**Task prompt:** Copy every line of the material below word for word.

**Extracted information:**
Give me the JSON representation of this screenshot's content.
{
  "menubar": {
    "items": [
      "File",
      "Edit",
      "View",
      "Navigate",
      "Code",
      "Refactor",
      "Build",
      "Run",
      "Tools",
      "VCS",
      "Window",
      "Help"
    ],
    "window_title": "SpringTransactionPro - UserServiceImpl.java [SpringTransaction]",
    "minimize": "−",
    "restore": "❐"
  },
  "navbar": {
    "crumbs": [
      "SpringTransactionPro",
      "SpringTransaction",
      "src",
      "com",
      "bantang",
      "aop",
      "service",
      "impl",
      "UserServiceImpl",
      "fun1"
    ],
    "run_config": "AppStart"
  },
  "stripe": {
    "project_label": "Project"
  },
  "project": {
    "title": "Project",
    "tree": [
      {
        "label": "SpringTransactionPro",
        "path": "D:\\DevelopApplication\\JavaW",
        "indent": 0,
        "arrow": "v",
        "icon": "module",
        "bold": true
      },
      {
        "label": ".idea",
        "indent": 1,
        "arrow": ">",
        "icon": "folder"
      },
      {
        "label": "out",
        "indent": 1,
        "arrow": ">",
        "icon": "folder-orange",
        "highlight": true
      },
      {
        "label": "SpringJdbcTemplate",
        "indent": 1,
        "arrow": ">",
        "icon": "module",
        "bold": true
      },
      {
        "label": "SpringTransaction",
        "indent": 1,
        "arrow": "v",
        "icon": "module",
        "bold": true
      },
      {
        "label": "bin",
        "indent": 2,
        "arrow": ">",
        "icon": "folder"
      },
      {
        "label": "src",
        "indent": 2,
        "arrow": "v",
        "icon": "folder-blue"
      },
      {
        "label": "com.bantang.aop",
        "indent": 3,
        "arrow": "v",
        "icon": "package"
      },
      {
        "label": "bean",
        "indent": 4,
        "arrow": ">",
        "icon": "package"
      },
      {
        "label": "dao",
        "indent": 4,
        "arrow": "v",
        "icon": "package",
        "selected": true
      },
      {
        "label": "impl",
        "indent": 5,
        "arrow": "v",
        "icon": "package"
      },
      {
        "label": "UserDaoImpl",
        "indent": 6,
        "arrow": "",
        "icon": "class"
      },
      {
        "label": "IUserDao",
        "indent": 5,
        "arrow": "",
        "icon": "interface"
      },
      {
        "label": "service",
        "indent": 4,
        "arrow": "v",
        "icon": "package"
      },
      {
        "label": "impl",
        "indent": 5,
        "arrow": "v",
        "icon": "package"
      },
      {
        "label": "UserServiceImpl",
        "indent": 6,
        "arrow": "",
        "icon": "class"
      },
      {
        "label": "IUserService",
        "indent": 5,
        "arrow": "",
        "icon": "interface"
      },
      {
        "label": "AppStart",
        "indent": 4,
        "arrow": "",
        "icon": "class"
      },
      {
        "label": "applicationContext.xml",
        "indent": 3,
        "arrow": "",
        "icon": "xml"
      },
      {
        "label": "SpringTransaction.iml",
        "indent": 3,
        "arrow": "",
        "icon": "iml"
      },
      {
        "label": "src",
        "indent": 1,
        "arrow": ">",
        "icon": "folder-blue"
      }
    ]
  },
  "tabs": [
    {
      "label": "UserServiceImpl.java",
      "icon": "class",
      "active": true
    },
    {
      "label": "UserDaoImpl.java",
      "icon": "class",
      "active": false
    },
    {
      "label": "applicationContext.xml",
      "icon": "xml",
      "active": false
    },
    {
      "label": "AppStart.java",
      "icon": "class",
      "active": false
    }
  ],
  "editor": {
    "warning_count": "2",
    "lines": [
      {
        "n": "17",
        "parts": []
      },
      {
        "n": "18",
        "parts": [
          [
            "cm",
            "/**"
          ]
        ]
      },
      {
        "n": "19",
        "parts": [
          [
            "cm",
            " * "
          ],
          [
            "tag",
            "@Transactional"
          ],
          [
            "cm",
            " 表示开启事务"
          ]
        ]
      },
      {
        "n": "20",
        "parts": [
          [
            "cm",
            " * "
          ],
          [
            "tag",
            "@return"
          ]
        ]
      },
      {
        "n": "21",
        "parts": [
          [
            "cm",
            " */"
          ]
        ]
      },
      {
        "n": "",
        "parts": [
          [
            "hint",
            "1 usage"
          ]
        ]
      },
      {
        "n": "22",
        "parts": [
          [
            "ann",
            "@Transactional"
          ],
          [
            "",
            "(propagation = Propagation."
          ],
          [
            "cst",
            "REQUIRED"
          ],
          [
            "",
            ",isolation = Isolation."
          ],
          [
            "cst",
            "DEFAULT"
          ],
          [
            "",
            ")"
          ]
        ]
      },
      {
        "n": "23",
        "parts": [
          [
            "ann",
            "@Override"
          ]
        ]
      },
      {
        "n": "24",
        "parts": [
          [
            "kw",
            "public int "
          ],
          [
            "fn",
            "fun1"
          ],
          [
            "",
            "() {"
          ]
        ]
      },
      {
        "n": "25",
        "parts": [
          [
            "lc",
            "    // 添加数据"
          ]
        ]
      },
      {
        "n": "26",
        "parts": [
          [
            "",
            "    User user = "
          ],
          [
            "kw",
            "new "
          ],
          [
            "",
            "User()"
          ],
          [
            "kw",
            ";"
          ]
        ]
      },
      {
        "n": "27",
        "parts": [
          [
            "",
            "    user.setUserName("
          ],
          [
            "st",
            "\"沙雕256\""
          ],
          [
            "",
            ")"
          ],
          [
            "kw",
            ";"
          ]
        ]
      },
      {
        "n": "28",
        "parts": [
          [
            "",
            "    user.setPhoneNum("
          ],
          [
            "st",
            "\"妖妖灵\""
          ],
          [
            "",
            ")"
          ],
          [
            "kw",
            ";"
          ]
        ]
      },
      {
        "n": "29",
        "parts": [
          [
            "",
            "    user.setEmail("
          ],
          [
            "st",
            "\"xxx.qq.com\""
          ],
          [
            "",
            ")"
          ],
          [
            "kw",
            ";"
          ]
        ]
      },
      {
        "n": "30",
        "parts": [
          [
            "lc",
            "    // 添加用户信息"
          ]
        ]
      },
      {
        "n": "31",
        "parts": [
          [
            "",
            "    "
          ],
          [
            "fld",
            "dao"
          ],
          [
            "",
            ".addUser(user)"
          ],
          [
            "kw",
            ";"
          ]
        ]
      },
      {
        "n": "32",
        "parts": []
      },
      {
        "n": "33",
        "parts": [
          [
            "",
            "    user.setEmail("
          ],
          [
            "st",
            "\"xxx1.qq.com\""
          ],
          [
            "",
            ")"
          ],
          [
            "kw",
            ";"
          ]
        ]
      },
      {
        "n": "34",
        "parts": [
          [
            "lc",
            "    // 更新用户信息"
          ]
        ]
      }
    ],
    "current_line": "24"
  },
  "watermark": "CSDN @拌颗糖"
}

**The reply:**
Give me the JSON representation of this screenshot's content.
{
  "menubar": {
    "items": [
      "File",
      "Edit",
      "View",
      "Navigate",
      "Code",
      "Refactor",
      "Build",
      "Run",
      "Tools",
      "VCS",
      "Window",
      "Help"
    ],
    "window_title": "SpringTransactionPro - UserServiceImpl.java [SpringTransaction]",
    "minimize": "−",
    "restore": "❐"
  },
  "navbar": {
    "crumbs": [
      "SpringTransactionPro",
      "SpringTransaction",
      "src",
      "com",
      "bantang",
      "aop",
      "service",
      "impl",
      "UserServiceImpl",
      "fun1"
    ],
    "run_config": "AppStart"
  },
  "stripe": {
    "project_label": "Project"
  },
  "project": {
    "title": "Project",
    "tree": [
      {
        "label": "SpringTransactionPro",
        "path": "D:\\DevelopApplication\\JavaW",
        "indent": 0,
        "arrow": "v",
        "icon": "module",
        "bold": true
      },
      {
        "label": ".idea",
        "indent": 1,
        "arrow": ">",
        "icon": "folder"
      },
      {
        "label": "out",
        "indent": 1,
        "arrow": ">",
        "icon": "folder-orange",
        "highlight": true
      },
      {
        "label": "SpringJdbcTemplate",
        "indent": 1,
        "arrow": ">",
        "icon": "module",
        "bold": true
      },
      {
        "label": "SpringTransaction",
        "indent": 1,
        "arrow": "v",
        "icon": "module",
        "bold": true
      },
      {
        "label": "bin",
        "indent": 2,
        "arrow": ">",
        "icon": "folder"
      },
      {
        "label": "src",
        "indent": 2,
        "arrow": "v",
        "icon": "folder-blue"
      },
      {
        "label": "com.bantang.aop",
        "indent": 3,
        "arrow": "v",
        "icon": "package"
      },
      {
        "label": "bean",
        "indent": 4,
        "arrow": ">",
        "icon": "package"
      },
      {
        "label": "dao",
        "indent": 4,
        "arrow": "v",
        "icon": "package",
        "selected": true
      },
      {
        "label": "impl",
        "indent": 5,
        "arrow": "v",
        "icon": "package"
      },
      {
        "label": "UserDaoImpl",
        "indent": 6,
        "arrow": "",
        "icon": "class"
      },
      {
        "label": "IUserDao",
        "indent": 5,
        "arrow": "",
        "icon": "interface"
      },
      {
        "label": "service",
        "indent": 4,
        "arrow": "v",
        "icon": "package"
      },
      {
        "label": "impl",
        "indent": 5,
        "arrow": "v",
        "icon": "package"
      },
      {
        "label": "UserServiceImpl",
        "indent": 6,
        "arrow": "",
        "icon": "class"
      },
      {
        "label": "IUserService",
        "indent": 5,
        "arrow": "",
        "icon": "interface"
      },
      {
        "label": "AppStart",
        "indent": 4,
        "arrow": "",
        "icon": "class"
      },
      {
        "label": "applicationContext.xml",
        "indent": 3,
        "arrow": "",
        "icon": "xml"
      },
      {
        "label": "SpringTransaction.iml",
        "indent": 3,
        "arrow": "",
        "icon": "iml"
      },
      {
        "label": "src",
        "indent": 1,
        "arrow": ">",
        "icon": "folder-blue"
      }
    ]
  },
  "tabs": [
    {
      "label": "UserServiceImpl.java",
      "icon": "class",
      "active": true
    },
    {
      "label": "UserDaoImpl.java",
      "icon": "class",
      "active": false
    },
    {
      "label": "applicationContext.xml",
      "icon": "xml",
      "active": false
    },
    {
      "label": "AppStart.java",
      "icon": "class",
      "active": false
    }
  ],
  "editor": {
    "warning_count": "2",
    "lines": [
      {
        "n": "17",
        "parts": []
      },
      {
        "n": "18",
        "parts": [
          [
            "cm",
            "/**"
          ]
        ]
      },
      {
        "n": "19",
        "parts": [
          [
            "cm",
            " * "
          ],
          [
            "tag",
            "@Transactional"
          ],
          [
            "cm",
            " 表示开启事务"
          ]
        ]
      },
      {
        "n": "20",
        "parts": [
          [
            "cm",
            " * "
          ],
          [
            "tag",
            "@return"
          ]
        ]
      },
      {
        "n": "21",
        "parts": [
          [
            "cm",
            " */"
          ]
        ]
      },
      {
        "n": "",
        "parts": [
          [
            "hint",
            "1 usage"
          ]
        ]
      },
      {
        "n": "22",
        "parts": [
          [
            "ann",
            "@Transactional"
          ],
          [
            "",
            "(propagation = Propagation."
          ],
          [
            "cst",
            "REQUIRED"
          ],
          [
            "",
            ",isolation = Isolation."
          ],
          [
            "cst",
            "DEFAULT"
          ],
          [
            "",
            ")"
          ]
        ]
      },
      {
        "n": "23",
        "parts": [
          [
            "ann",
            "@Override"
          ]
        ]
      },
      {
        "n": "24",
        "parts": [
          [
            "kw",
            "public int "
          ],
          [
            "fn",
            "fun1"
          ],
          [
            "",
            "() {"
          ]
        ]
      },
      {
        "n": "25",
        "parts": [
          [
            "lc",
            "    // 添加数据"
          ]
        ]
      },
      {
        "n": "26",
        "parts": [
          [
            "",
            "    User user = "
          ],
          [
            "kw",
            "new "
          ],
          [
            "",
            "User()"
          ],
          [
            "kw",
            ";"
          ]
        ]
      },
      {
        "n": "27",
        "parts": [
          [
            "",
            "    user.setUserName("
          ],
          [
            "st",
            "\"沙雕256\""
          ],
          [
            "",
            ")"
          ],
          [
            "kw",
            ";"
          ]
        ]
      },
      {
        "n": "28",
        "parts": [
          [
            "",
            "    user.setPhoneNum("
          ],
          [
            "st",
            "\"妖妖灵\""
          ],
          [
            "",
            ")"
          ],
          [
            "kw",
            ";"
          ]
        ]
      },
      {
        "n": "29",
        "parts": [
          [
            "",
            "    user.setEmail("
          ],
          [
            "st",
            "\"xxx.qq.com\""
          ],
          [
            "",
            ")"
          ],
          [
            "kw",
            ";"
          ]
        ]
      },
      {
        "n": "30",
        "parts": [
          [
            "lc",
            "    // 添加用户信息"
          ]
        ]
      },
      {
        "n": "31",
        "parts": [
          [
            "",
            "    "
          ],
          [
            "fld",
            "dao"
          ],
          [
            "",
            ".addUser(user)"
          ],
          [
            "kw",
            ";"
          ]
        ]
      },
      {
        "n": "32",
        "parts": []
      },
      {
        "n": "33",
        "parts": [
          [
            "",
            "    user.setEmail("
          ],
          [
            "st",
            "\"xxx1.qq.com\""
          ],
          [
            "",
            ")"
          ],
          [
            "kw",
            ";"
          ]
        ]
      },
      {
        "n": "34",
        "parts": [
          [
            "lc",
            "    // 更新用户信息"
          ]
        ]
      }
    ],
    "current_line": "24"
  },
  "watermark": "CSDN @拌颗糖"
}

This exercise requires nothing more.